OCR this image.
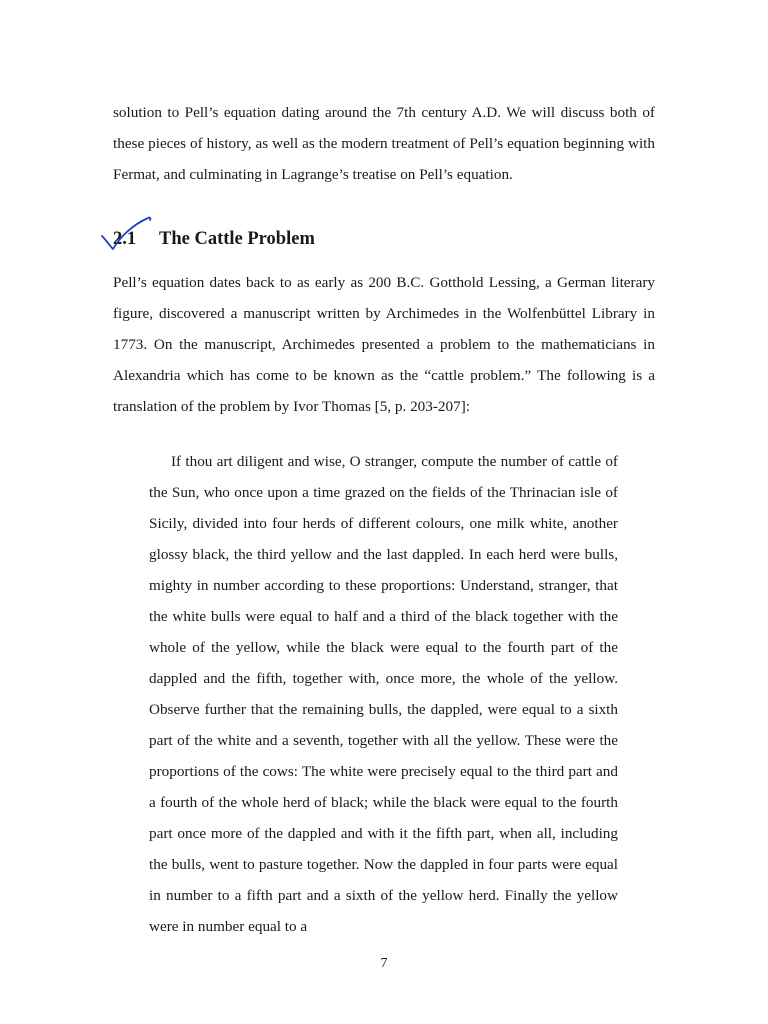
solution to Pell’s equation dating around the 7th century A.D. We will discuss both of these pieces of history, as well as the modern treatment of Pell’s equation beginning with Fermat, and culminating in Lagrange’s treatise on Pell’s equation.

2.1 The Cattle Problem

Pell’s equation dates back to as early as 200 B.C. Gotthold Lessing, a German literary figure, discovered a manuscript written by Archimedes in the Wolfenbüttel Library in 1773. On the manuscript, Archimedes presented a problem to the mathematicians in Alexandria which has come to be known as the “cattle problem.” The following is a translation of the problem by Ivor Thomas [5, p. 203-207]:

If thou art diligent and wise, O stranger, compute the number of cattle of the Sun, who once upon a time grazed on the fields of the Thrinacian isle of Sicily, divided into four herds of different colours, one milk white, another glossy black, the third yellow and the last dappled. In each herd were bulls, mighty in number according to these proportions: Understand, stranger, that the white bulls were equal to half and a third of the black together with the whole of the yellow, while the black were equal to the fourth part of the dappled and the fifth, together with, once more, the whole of the yellow. Observe further that the remaining bulls, the dappled, were equal to a sixth part of the white and a seventh, together with all the yellow. These were the proportions of the cows: The white were precisely equal to the third part and a fourth of the whole herd of black; while the black were equal to the fourth part once more of the dappled and with it the fifth part, when all, including the bulls, went to pasture together. Now the dappled in four parts were equal in number to a fifth part and a sixth of the yellow herd. Finally the yellow were in number equal to a
7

^^^^^^^^

THE TASK - Determine how many lines include the word "these" and report that number by itself.

THE REPLY - 2